(Box annotation data)

* begin *

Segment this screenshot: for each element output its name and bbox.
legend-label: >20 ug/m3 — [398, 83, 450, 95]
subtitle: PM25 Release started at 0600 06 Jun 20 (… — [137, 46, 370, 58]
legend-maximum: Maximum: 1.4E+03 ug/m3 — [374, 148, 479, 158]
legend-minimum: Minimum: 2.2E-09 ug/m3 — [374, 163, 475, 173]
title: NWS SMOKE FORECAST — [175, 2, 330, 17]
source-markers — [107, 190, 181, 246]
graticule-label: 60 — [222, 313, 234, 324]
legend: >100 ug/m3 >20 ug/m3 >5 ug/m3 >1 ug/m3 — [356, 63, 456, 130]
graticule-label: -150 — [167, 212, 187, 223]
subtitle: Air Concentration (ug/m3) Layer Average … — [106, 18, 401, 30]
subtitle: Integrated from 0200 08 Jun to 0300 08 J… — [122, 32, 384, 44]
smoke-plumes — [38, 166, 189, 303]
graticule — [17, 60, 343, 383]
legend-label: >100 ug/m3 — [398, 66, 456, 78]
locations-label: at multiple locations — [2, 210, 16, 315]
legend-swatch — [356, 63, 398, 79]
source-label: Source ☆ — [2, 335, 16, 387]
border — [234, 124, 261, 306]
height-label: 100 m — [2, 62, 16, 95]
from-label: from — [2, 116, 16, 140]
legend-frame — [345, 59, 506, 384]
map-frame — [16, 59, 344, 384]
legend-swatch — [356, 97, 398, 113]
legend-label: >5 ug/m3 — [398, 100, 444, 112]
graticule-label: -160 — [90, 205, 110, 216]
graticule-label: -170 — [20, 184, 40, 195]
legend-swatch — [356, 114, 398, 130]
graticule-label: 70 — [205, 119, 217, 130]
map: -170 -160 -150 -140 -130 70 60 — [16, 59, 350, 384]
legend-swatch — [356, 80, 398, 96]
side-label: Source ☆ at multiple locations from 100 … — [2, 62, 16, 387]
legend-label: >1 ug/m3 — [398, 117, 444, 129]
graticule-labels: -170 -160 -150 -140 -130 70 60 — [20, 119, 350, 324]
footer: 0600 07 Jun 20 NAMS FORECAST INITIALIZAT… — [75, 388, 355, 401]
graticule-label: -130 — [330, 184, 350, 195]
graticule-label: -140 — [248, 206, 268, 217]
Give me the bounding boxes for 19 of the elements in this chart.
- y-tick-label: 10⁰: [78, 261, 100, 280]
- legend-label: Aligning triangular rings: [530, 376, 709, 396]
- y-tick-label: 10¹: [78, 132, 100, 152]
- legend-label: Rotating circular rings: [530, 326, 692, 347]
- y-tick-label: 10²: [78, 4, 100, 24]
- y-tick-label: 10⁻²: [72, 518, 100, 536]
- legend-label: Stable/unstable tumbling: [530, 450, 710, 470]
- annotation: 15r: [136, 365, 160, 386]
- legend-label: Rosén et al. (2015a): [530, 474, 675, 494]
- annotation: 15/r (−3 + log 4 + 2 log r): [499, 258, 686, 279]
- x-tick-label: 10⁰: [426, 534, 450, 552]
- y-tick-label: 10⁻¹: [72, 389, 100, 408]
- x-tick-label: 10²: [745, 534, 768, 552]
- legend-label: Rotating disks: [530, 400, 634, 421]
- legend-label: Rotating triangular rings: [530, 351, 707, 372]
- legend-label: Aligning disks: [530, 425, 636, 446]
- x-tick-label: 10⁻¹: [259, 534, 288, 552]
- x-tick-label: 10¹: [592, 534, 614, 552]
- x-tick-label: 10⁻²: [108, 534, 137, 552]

* end *

# Given exercise:
Duplicate all of the items above line for line, without changing anything.

# Reply to the task:
Segment this screenshot: for each element output its name and bbox.
legend-label: >20 ug/m3 — [398, 83, 450, 95]
subtitle: PM25 Release started at 0600 06 Jun 20 (… — [137, 46, 370, 58]
legend-maximum: Maximum: 1.4E+03 ug/m3 — [374, 148, 479, 158]
legend-minimum: Minimum: 2.2E-09 ug/m3 — [374, 163, 475, 173]
title: NWS SMOKE FORECAST — [175, 2, 330, 17]
source-markers — [107, 190, 181, 246]
graticule-label: 60 — [222, 313, 234, 324]
legend: >100 ug/m3 >20 ug/m3 >5 ug/m3 >1 ug/m3 — [356, 63, 456, 130]
graticule-label: -150 — [167, 212, 187, 223]
subtitle: Air Concentration (ug/m3) Layer Average … — [106, 18, 401, 30]
subtitle: Integrated from 0200 08 Jun to 0300 08 J… — [122, 32, 384, 44]
smoke-plumes — [38, 166, 189, 303]
graticule — [17, 60, 343, 383]
legend-label: >100 ug/m3 — [398, 66, 456, 78]
locations-label: at multiple locations — [2, 210, 16, 315]
legend-swatch — [356, 63, 398, 79]
source-label: Source ☆ — [2, 335, 16, 387]
border — [234, 124, 261, 306]
height-label: 100 m — [2, 62, 16, 95]
from-label: from — [2, 116, 16, 140]
legend-frame — [345, 59, 506, 384]
map-frame — [16, 59, 344, 384]
legend-swatch — [356, 97, 398, 113]
legend-label: >5 ug/m3 — [398, 100, 444, 112]
graticule-label: -160 — [90, 205, 110, 216]
graticule-label: -170 — [20, 184, 40, 195]
legend-swatch — [356, 114, 398, 130]
graticule-label: 70 — [205, 119, 217, 130]
map: -170 -160 -150 -140 -130 70 60 — [16, 59, 350, 384]
legend-swatch — [356, 80, 398, 96]
side-label: Source ☆ at multiple locations from 100 … — [2, 62, 16, 387]
legend-label: >1 ug/m3 — [398, 117, 444, 129]
graticule-labels: -170 -160 -150 -140 -130 70 60 — [20, 119, 350, 324]
footer: 0600 07 Jun 20 NAMS FORECAST INITIALIZAT… — [75, 388, 355, 401]
graticule-label: -130 — [330, 184, 350, 195]
graticule-label: -140 — [248, 206, 268, 217]
Give me the bounding boxes for 19 of the elements in this chart.
- y-tick-label: 10⁰: [78, 261, 100, 280]
- legend-label: Aligning triangular rings: [530, 376, 709, 396]
- y-tick-label: 10¹: [78, 132, 100, 152]
- legend-label: Rotating circular rings: [530, 326, 692, 347]
- y-tick-label: 10²: [78, 4, 100, 24]
- y-tick-label: 10⁻²: [72, 518, 100, 536]
- legend-label: Stable/unstable tumbling: [530, 450, 710, 470]
- annotation: 15r: [136, 365, 160, 386]
- legend-label: Rosén et al. (2015a): [530, 474, 675, 494]
- annotation: 15/r (−3 + log 4 + 2 log r): [499, 258, 686, 279]
- x-tick-label: 10⁰: [426, 534, 450, 552]
- y-tick-label: 10⁻¹: [72, 389, 100, 408]
- x-tick-label: 10²: [745, 534, 768, 552]
- legend-label: Rotating disks: [530, 400, 634, 421]
- legend-label: Rotating triangular rings: [530, 351, 707, 372]
- legend-label: Aligning disks: [530, 425, 636, 446]
- x-tick-label: 10⁻¹: [259, 534, 288, 552]
- x-tick-label: 10¹: [592, 534, 614, 552]
- x-tick-label: 10⁻²: [108, 534, 137, 552]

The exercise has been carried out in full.